> WHAT IS BEING ASKED
Give the total number of lines with the word "title" in them, and no other words.
>> START SUPPLIED ENTRIES
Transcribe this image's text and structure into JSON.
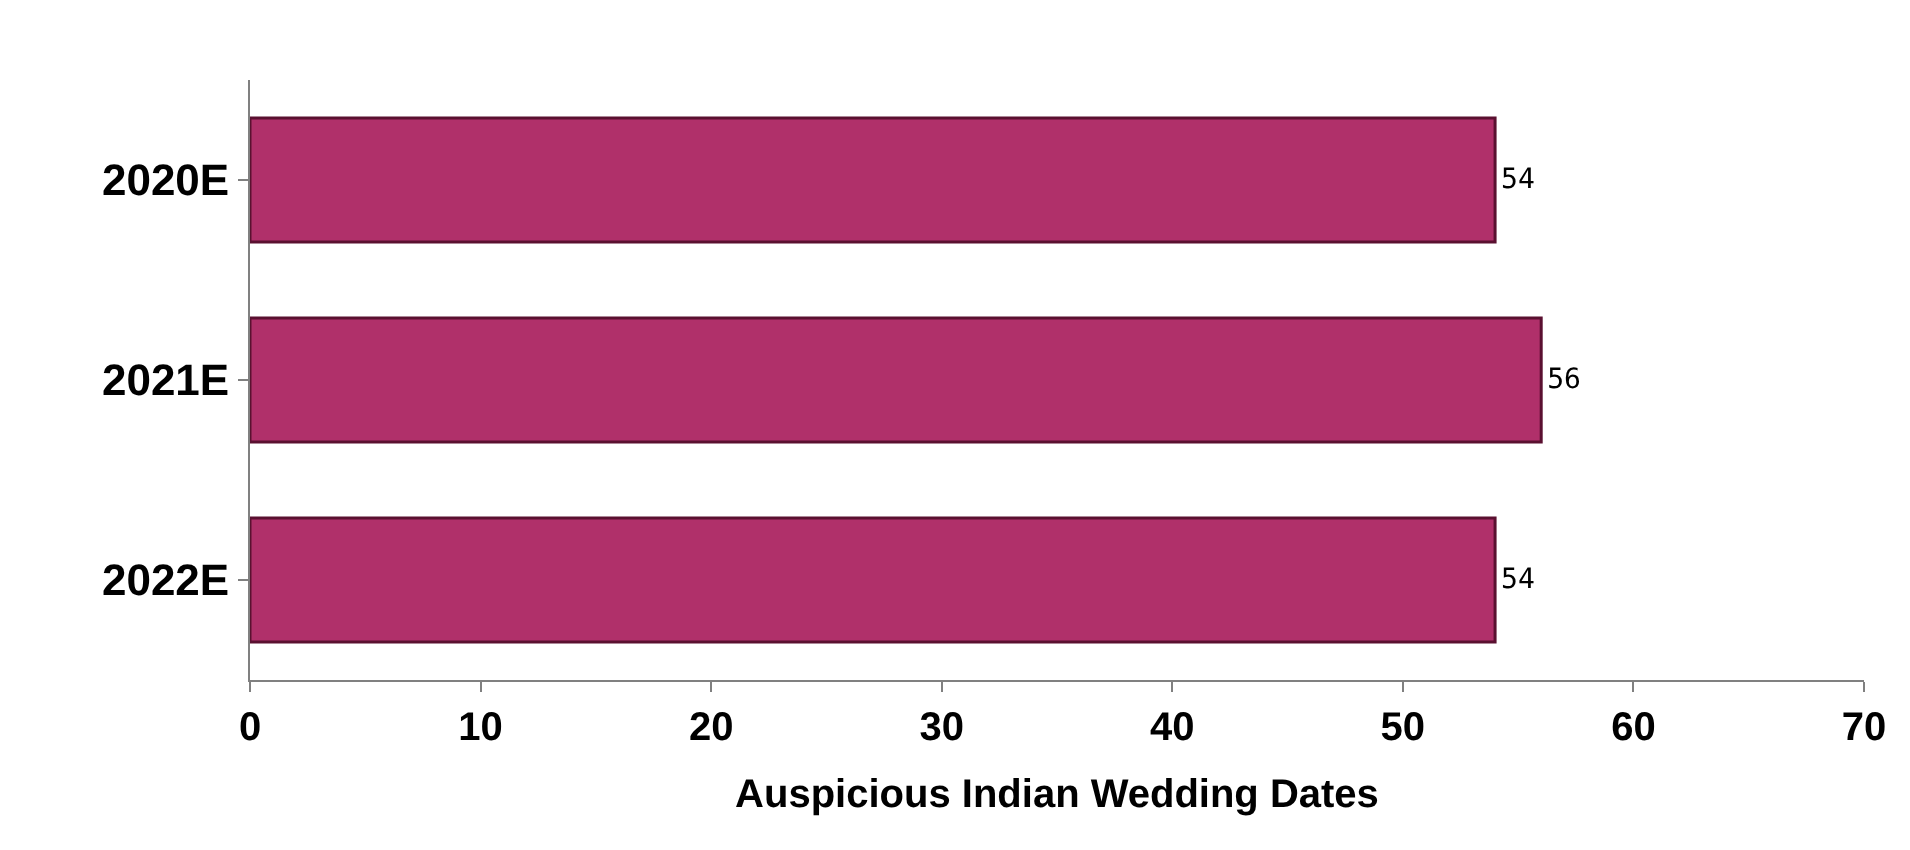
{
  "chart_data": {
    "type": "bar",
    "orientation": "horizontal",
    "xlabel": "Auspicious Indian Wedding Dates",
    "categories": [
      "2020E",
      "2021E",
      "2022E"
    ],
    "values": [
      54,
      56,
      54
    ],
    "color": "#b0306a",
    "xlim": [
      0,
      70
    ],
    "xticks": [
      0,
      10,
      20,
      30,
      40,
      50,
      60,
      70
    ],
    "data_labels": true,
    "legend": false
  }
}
>> END SUPPLIED ENTRIES
>> START SUPPLIED ENTRIES
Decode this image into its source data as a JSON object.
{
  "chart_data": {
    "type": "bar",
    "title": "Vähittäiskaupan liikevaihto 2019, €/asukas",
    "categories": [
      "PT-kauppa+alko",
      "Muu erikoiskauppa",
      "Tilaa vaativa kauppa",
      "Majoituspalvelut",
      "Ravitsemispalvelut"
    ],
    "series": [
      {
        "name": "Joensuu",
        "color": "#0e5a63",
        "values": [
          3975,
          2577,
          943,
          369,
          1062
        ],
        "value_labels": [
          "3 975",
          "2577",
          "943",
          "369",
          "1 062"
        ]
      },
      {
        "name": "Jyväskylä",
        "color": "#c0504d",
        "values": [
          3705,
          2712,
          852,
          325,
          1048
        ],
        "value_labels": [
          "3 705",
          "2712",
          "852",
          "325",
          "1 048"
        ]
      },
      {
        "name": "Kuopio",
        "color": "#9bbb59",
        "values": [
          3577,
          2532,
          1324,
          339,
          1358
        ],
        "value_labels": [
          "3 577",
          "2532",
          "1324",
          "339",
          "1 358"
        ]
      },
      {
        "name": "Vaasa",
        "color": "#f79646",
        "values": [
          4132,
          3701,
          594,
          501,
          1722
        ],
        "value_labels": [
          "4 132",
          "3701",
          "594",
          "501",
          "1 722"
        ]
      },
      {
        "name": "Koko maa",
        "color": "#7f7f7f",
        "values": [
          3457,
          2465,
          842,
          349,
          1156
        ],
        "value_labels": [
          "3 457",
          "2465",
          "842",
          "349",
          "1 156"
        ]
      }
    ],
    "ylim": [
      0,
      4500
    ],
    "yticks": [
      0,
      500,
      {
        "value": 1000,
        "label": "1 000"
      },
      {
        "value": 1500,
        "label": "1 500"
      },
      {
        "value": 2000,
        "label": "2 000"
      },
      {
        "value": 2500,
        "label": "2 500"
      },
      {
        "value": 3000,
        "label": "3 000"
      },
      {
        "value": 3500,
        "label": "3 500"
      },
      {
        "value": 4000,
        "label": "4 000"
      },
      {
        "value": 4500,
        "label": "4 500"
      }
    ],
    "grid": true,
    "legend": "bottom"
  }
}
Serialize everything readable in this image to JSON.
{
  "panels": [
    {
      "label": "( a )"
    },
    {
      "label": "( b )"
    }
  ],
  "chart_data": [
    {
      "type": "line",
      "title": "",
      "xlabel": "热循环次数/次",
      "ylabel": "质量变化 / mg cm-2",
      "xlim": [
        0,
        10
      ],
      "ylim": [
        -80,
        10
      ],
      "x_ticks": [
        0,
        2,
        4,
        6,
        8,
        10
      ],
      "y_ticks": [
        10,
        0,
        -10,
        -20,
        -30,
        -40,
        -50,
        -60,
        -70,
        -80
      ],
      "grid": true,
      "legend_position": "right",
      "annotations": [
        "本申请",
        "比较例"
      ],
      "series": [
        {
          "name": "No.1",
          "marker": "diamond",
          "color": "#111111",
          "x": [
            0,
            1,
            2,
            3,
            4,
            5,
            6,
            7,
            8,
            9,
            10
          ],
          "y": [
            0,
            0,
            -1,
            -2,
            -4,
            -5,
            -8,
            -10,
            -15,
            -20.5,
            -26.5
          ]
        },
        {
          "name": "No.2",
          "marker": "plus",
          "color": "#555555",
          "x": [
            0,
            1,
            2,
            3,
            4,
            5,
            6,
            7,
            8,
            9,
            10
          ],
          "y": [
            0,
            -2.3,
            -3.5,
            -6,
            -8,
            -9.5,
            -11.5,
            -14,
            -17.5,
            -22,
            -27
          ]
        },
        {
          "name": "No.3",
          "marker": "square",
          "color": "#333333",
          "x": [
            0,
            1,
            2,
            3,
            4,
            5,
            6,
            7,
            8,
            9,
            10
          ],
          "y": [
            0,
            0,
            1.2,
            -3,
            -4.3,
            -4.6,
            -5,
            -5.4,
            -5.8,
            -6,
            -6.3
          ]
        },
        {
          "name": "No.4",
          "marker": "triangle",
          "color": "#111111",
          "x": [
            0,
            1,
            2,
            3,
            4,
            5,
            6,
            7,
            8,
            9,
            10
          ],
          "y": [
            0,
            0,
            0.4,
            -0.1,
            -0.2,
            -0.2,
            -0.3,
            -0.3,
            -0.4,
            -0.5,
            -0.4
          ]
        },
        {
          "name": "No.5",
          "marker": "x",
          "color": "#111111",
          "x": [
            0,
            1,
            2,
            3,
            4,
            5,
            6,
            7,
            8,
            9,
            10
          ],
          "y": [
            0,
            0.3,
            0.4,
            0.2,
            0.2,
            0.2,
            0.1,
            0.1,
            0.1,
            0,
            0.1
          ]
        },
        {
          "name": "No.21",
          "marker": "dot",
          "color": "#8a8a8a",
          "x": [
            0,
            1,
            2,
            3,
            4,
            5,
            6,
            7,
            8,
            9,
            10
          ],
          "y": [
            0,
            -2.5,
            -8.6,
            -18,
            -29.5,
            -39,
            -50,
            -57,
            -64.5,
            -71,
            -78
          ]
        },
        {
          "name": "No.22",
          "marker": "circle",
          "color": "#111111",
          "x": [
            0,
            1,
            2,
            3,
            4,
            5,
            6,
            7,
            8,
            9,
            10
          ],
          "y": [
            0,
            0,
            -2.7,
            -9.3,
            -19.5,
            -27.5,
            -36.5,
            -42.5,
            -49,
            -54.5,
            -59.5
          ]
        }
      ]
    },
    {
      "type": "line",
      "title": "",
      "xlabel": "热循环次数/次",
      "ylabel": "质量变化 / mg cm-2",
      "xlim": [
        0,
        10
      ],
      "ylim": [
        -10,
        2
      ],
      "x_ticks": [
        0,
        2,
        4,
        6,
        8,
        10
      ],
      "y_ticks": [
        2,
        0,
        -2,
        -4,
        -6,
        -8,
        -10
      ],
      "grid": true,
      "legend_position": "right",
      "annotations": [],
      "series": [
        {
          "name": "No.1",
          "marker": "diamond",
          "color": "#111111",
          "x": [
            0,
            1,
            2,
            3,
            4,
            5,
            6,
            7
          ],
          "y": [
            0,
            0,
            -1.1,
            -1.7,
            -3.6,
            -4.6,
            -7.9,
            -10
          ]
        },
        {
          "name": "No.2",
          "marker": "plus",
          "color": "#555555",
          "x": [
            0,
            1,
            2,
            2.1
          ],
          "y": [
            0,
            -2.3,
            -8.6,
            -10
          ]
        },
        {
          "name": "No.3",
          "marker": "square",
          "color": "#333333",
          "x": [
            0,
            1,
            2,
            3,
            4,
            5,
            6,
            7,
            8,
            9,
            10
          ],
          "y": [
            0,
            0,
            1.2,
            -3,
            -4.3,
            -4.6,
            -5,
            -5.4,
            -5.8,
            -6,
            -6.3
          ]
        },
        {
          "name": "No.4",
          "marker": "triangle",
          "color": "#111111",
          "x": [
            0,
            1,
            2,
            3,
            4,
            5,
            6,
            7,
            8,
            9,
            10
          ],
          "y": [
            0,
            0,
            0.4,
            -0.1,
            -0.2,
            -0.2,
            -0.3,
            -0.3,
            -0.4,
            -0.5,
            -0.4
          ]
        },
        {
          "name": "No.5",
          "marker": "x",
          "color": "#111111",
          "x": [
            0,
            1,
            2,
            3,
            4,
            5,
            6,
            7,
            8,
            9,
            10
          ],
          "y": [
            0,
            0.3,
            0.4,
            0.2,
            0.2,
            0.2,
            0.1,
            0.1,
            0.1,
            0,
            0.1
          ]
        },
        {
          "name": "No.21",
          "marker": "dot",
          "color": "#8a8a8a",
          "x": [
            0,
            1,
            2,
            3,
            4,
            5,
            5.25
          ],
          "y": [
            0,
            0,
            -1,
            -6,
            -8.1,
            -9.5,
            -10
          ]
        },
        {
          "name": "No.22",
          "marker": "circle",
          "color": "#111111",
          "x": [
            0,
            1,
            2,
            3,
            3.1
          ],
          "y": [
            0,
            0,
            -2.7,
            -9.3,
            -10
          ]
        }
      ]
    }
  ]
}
>> END SUPPLIED ENTRIES
>> START SUPPLIED ENTRIES
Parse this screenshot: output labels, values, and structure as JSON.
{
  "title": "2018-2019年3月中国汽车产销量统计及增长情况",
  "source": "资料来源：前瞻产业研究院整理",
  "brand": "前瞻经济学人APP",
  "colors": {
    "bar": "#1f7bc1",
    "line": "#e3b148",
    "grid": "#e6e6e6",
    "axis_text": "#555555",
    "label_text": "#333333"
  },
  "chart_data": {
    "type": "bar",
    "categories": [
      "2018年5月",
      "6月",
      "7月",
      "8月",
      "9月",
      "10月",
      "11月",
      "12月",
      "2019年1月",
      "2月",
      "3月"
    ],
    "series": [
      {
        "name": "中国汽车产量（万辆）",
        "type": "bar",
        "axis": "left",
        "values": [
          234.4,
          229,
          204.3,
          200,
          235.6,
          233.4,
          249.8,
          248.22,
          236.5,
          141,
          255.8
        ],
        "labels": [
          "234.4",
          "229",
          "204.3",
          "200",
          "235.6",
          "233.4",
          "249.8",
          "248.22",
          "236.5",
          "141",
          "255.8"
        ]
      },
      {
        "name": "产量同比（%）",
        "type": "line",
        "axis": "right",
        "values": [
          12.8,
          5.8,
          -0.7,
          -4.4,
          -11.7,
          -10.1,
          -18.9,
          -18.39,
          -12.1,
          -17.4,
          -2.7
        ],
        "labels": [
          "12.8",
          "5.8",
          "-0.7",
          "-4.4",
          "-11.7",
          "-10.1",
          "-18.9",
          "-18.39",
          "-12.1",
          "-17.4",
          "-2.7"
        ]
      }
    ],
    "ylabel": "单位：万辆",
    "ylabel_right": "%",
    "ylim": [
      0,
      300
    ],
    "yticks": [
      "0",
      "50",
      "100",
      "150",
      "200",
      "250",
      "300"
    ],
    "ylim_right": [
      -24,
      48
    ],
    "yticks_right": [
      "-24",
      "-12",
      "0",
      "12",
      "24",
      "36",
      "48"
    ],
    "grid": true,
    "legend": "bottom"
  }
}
>> END SUPPLIED ENTRIES
> CORRECT RESPONSE
4